▶ **Given problem**
Where does the string "computations" appear? Copy every line of the entries below that holds it.

[Begin Dataset extract]

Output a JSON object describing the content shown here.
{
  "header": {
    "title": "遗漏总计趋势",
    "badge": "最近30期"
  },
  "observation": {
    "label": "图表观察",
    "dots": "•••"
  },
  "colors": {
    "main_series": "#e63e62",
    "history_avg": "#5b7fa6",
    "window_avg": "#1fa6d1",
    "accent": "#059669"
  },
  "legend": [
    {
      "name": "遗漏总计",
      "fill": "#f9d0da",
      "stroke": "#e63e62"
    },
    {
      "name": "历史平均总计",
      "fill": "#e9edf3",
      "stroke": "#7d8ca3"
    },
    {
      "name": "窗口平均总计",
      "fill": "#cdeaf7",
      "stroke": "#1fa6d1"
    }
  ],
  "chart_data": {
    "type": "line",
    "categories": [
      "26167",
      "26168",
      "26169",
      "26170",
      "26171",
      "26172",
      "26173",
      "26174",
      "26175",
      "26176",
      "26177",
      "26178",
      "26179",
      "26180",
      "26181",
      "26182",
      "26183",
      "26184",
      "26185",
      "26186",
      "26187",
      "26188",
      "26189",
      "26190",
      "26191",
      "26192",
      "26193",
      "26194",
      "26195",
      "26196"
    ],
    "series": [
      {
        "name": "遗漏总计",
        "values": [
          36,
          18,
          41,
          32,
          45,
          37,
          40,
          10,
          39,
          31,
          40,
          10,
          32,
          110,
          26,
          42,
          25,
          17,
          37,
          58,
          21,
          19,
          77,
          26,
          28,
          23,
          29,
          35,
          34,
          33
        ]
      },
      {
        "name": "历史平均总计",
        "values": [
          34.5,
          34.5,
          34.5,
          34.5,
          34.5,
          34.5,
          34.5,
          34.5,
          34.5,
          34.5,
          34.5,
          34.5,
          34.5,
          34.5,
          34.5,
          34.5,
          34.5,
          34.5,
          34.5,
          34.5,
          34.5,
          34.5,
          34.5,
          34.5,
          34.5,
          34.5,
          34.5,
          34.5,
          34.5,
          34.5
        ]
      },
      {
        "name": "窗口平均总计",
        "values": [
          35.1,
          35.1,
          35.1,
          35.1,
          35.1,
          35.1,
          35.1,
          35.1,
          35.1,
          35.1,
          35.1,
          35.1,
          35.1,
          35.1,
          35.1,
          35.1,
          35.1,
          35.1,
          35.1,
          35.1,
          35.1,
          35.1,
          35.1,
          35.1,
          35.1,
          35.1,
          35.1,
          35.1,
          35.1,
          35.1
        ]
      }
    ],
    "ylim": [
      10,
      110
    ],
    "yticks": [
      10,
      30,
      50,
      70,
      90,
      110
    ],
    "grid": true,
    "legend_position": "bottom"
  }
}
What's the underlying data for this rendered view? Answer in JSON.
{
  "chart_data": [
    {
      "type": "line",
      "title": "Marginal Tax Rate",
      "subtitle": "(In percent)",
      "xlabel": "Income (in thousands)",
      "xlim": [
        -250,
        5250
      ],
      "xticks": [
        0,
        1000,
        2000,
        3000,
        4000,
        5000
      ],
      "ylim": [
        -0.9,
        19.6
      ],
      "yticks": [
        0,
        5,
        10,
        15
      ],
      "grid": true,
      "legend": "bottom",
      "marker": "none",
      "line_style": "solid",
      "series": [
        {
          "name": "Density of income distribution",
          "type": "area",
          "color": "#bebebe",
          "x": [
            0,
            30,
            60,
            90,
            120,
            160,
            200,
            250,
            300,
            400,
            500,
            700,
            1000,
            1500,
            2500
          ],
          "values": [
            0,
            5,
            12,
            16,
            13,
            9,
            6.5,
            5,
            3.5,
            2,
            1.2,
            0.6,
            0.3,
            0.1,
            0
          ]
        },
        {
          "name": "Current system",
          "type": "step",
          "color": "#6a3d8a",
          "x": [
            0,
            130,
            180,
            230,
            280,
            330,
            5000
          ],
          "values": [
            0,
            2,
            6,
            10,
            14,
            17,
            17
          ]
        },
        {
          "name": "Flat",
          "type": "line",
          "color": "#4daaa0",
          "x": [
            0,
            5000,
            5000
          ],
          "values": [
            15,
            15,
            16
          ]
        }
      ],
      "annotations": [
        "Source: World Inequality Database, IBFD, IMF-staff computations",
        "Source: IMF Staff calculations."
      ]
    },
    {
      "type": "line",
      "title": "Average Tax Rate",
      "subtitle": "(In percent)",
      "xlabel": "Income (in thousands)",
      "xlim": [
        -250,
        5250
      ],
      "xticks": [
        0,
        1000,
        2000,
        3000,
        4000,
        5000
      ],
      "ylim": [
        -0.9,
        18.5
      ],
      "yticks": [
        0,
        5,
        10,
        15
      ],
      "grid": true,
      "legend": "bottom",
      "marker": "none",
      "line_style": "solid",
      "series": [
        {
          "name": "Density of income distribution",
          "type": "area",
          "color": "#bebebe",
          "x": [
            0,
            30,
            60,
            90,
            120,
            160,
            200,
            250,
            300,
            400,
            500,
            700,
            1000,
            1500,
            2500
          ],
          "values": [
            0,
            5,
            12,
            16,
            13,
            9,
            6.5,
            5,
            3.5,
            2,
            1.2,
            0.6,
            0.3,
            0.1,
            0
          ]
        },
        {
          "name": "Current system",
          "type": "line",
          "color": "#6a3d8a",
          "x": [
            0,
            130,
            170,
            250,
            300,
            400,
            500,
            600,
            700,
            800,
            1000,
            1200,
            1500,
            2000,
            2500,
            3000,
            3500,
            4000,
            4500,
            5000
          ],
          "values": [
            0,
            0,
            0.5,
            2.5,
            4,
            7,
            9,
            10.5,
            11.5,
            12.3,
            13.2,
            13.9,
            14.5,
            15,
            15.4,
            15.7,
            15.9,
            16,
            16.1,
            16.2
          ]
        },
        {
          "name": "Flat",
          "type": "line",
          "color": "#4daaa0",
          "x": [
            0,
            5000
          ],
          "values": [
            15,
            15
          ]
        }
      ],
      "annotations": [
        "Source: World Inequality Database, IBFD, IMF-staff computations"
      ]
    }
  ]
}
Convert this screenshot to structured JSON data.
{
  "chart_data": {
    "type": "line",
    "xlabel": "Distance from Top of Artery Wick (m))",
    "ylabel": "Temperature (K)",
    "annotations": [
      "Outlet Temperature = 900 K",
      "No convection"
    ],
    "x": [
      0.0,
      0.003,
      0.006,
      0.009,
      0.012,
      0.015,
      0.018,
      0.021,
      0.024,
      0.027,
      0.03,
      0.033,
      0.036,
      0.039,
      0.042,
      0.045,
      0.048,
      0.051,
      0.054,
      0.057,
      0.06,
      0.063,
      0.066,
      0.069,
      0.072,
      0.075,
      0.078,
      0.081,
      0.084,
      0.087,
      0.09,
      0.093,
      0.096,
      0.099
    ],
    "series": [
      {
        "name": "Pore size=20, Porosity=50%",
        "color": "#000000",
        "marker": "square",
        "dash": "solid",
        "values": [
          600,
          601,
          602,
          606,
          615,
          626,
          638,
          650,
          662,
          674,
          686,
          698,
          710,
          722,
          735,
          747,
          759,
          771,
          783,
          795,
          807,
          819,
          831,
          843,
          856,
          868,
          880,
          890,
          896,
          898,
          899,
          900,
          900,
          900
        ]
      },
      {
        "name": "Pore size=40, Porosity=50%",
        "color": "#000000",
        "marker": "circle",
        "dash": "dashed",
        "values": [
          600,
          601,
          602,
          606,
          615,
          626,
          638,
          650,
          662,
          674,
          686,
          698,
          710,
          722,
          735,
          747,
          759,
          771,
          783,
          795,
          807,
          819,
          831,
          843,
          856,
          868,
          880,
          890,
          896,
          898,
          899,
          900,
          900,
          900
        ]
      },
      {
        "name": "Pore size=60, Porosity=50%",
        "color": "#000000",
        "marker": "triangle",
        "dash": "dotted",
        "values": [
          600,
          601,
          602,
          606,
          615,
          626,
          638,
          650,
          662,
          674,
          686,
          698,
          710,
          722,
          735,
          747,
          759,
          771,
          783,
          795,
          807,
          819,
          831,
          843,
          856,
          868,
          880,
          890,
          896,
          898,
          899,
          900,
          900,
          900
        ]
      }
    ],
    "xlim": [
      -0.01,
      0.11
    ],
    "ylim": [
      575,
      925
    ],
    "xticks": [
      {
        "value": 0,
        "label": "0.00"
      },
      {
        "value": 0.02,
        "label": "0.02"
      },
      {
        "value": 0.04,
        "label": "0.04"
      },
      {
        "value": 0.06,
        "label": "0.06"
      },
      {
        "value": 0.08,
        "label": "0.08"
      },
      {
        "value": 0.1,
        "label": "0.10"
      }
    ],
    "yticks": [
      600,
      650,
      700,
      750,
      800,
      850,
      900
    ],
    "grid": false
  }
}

[End Dataset extract]

▶ **Written response**
        "Source: World Inequality Database, IBFD, IMF-staff computations",
        "Source: World Inequality Database, IBFD, IMF-staff computations"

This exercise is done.